### WORK REQUIRED
Take the records underneath and set them down exactly.
--- BEGIN INPUT FOR THIS TASK ---
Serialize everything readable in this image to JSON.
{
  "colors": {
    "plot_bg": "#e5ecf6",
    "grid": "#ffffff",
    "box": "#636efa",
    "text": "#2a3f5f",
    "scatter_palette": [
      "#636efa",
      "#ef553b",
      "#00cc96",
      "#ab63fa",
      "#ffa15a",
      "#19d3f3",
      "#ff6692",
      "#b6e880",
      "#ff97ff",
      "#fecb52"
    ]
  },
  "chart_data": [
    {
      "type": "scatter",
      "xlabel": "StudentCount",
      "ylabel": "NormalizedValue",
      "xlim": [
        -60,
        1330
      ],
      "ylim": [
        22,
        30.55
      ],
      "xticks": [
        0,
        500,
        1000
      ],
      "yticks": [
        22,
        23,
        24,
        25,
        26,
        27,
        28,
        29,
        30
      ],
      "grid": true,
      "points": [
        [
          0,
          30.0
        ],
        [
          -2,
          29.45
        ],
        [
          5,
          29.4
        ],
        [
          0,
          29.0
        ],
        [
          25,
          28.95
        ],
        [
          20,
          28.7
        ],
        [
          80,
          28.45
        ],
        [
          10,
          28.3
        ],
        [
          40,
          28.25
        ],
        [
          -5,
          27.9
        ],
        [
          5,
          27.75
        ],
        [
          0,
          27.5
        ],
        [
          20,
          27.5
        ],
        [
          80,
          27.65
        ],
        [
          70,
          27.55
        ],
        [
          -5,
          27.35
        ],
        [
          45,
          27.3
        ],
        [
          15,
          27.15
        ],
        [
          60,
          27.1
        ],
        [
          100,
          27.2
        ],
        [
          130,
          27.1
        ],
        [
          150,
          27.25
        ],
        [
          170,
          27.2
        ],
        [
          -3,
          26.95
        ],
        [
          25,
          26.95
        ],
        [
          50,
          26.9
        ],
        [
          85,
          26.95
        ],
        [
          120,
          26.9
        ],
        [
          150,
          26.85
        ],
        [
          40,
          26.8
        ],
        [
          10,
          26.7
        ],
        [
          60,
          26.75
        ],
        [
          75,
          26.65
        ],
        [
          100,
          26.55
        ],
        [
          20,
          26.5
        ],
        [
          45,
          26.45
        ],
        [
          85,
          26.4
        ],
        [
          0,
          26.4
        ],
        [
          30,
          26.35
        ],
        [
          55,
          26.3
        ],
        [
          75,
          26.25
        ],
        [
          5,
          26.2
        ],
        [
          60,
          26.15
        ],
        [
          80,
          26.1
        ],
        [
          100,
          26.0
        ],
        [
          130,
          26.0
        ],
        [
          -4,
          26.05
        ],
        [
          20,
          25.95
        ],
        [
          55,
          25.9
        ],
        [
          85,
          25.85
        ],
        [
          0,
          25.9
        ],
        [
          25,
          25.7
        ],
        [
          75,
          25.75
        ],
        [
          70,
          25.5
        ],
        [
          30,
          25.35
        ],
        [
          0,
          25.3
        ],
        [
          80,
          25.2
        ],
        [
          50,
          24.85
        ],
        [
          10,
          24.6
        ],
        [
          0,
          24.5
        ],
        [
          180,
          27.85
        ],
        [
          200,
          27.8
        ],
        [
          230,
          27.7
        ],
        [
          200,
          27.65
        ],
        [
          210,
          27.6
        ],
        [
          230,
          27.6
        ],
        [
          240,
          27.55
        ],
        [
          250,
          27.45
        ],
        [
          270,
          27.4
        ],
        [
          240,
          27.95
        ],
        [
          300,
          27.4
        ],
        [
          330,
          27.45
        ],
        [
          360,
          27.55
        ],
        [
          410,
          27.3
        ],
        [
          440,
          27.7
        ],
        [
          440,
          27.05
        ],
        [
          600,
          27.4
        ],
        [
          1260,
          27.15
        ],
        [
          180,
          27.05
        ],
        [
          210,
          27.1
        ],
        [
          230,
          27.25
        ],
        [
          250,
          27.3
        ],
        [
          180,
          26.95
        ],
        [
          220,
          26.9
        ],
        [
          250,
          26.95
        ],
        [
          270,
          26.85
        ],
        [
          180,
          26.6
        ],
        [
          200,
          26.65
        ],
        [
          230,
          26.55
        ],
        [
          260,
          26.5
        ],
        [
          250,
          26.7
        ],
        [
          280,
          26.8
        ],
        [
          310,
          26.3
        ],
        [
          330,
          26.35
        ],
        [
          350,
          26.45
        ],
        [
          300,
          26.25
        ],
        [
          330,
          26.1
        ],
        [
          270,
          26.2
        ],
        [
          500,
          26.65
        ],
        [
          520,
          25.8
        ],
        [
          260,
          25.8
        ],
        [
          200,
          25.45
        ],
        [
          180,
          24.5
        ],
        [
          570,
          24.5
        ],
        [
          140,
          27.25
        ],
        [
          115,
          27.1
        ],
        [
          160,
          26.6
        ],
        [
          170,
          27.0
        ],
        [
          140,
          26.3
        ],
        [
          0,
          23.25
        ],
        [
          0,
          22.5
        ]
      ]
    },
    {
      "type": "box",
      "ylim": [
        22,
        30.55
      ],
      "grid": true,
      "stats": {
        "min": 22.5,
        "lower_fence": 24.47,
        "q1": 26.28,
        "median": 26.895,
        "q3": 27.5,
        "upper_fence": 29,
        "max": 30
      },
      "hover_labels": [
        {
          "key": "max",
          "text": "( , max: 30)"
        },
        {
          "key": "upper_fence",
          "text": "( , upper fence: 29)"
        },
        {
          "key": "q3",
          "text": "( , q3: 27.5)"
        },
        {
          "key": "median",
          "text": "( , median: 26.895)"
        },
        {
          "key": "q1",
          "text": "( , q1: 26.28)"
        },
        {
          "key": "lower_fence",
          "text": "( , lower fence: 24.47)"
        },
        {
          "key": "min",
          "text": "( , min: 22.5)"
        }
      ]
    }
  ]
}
--- END INPUT FOR THIS TASK ---
### FINAL RESULT
Serialize everything readable in this image to JSON.
{
  "colors": {
    "plot_bg": "#e5ecf6",
    "grid": "#ffffff",
    "box": "#636efa",
    "text": "#2a3f5f",
    "scatter_palette": [
      "#636efa",
      "#ef553b",
      "#00cc96",
      "#ab63fa",
      "#ffa15a",
      "#19d3f3",
      "#ff6692",
      "#b6e880",
      "#ff97ff",
      "#fecb52"
    ]
  },
  "chart_data": [
    {
      "type": "scatter",
      "xlabel": "StudentCount",
      "ylabel": "NormalizedValue",
      "xlim": [
        -60,
        1330
      ],
      "ylim": [
        22,
        30.55
      ],
      "xticks": [
        0,
        500,
        1000
      ],
      "yticks": [
        22,
        23,
        24,
        25,
        26,
        27,
        28,
        29,
        30
      ],
      "grid": true,
      "points": [
        [
          0,
          30.0
        ],
        [
          -2,
          29.45
        ],
        [
          5,
          29.4
        ],
        [
          0,
          29.0
        ],
        [
          25,
          28.95
        ],
        [
          20,
          28.7
        ],
        [
          80,
          28.45
        ],
        [
          10,
          28.3
        ],
        [
          40,
          28.25
        ],
        [
          -5,
          27.9
        ],
        [
          5,
          27.75
        ],
        [
          0,
          27.5
        ],
        [
          20,
          27.5
        ],
        [
          80,
          27.65
        ],
        [
          70,
          27.55
        ],
        [
          -5,
          27.35
        ],
        [
          45,
          27.3
        ],
        [
          15,
          27.15
        ],
        [
          60,
          27.1
        ],
        [
          100,
          27.2
        ],
        [
          130,
          27.1
        ],
        [
          150,
          27.25
        ],
        [
          170,
          27.2
        ],
        [
          -3,
          26.95
        ],
        [
          25,
          26.95
        ],
        [
          50,
          26.9
        ],
        [
          85,
          26.95
        ],
        [
          120,
          26.9
        ],
        [
          150,
          26.85
        ],
        [
          40,
          26.8
        ],
        [
          10,
          26.7
        ],
        [
          60,
          26.75
        ],
        [
          75,
          26.65
        ],
        [
          100,
          26.55
        ],
        [
          20,
          26.5
        ],
        [
          45,
          26.45
        ],
        [
          85,
          26.4
        ],
        [
          0,
          26.4
        ],
        [
          30,
          26.35
        ],
        [
          55,
          26.3
        ],
        [
          75,
          26.25
        ],
        [
          5,
          26.2
        ],
        [
          60,
          26.15
        ],
        [
          80,
          26.1
        ],
        [
          100,
          26.0
        ],
        [
          130,
          26.0
        ],
        [
          -4,
          26.05
        ],
        [
          20,
          25.95
        ],
        [
          55,
          25.9
        ],
        [
          85,
          25.85
        ],
        [
          0,
          25.9
        ],
        [
          25,
          25.7
        ],
        [
          75,
          25.75
        ],
        [
          70,
          25.5
        ],
        [
          30,
          25.35
        ],
        [
          0,
          25.3
        ],
        [
          80,
          25.2
        ],
        [
          50,
          24.85
        ],
        [
          10,
          24.6
        ],
        [
          0,
          24.5
        ],
        [
          180,
          27.85
        ],
        [
          200,
          27.8
        ],
        [
          230,
          27.7
        ],
        [
          200,
          27.65
        ],
        [
          210,
          27.6
        ],
        [
          230,
          27.6
        ],
        [
          240,
          27.55
        ],
        [
          250,
          27.45
        ],
        [
          270,
          27.4
        ],
        [
          240,
          27.95
        ],
        [
          300,
          27.4
        ],
        [
          330,
          27.45
        ],
        [
          360,
          27.55
        ],
        [
          410,
          27.3
        ],
        [
          440,
          27.7
        ],
        [
          440,
          27.05
        ],
        [
          600,
          27.4
        ],
        [
          1260,
          27.15
        ],
        [
          180,
          27.05
        ],
        [
          210,
          27.1
        ],
        [
          230,
          27.25
        ],
        [
          250,
          27.3
        ],
        [
          180,
          26.95
        ],
        [
          220,
          26.9
        ],
        [
          250,
          26.95
        ],
        [
          270,
          26.85
        ],
        [
          180,
          26.6
        ],
        [
          200,
          26.65
        ],
        [
          230,
          26.55
        ],
        [
          260,
          26.5
        ],
        [
          250,
          26.7
        ],
        [
          280,
          26.8
        ],
        [
          310,
          26.3
        ],
        [
          330,
          26.35
        ],
        [
          350,
          26.45
        ],
        [
          300,
          26.25
        ],
        [
          330,
          26.1
        ],
        [
          270,
          26.2
        ],
        [
          500,
          26.65
        ],
        [
          520,
          25.8
        ],
        [
          260,
          25.8
        ],
        [
          200,
          25.45
        ],
        [
          180,
          24.5
        ],
        [
          570,
          24.5
        ],
        [
          140,
          27.25
        ],
        [
          115,
          27.1
        ],
        [
          160,
          26.6
        ],
        [
          170,
          27.0
        ],
        [
          140,
          26.3
        ],
        [
          0,
          23.25
        ],
        [
          0,
          22.5
        ]
      ]
    },
    {
      "type": "box",
      "ylim": [
        22,
        30.55
      ],
      "grid": true,
      "stats": {
        "min": 22.5,
        "lower_fence": 24.47,
        "q1": 26.28,
        "median": 26.895,
        "q3": 27.5,
        "upper_fence": 29,
        "max": 30
      },
      "hover_labels": [
        {
          "key": "max",
          "text": "( , max: 30)"
        },
        {
          "key": "upper_fence",
          "text": "( , upper fence: 29)"
        },
        {
          "key": "q3",
          "text": "( , q3: 27.5)"
        },
        {
          "key": "median",
          "text": "( , median: 26.895)"
        },
        {
          "key": "q1",
          "text": "( , q1: 26.28)"
        },
        {
          "key": "lower_fence",
          "text": "( , lower fence: 24.47)"
        },
        {
          "key": "min",
          "text": "( , min: 22.5)"
        }
      ]
    }
  ]
}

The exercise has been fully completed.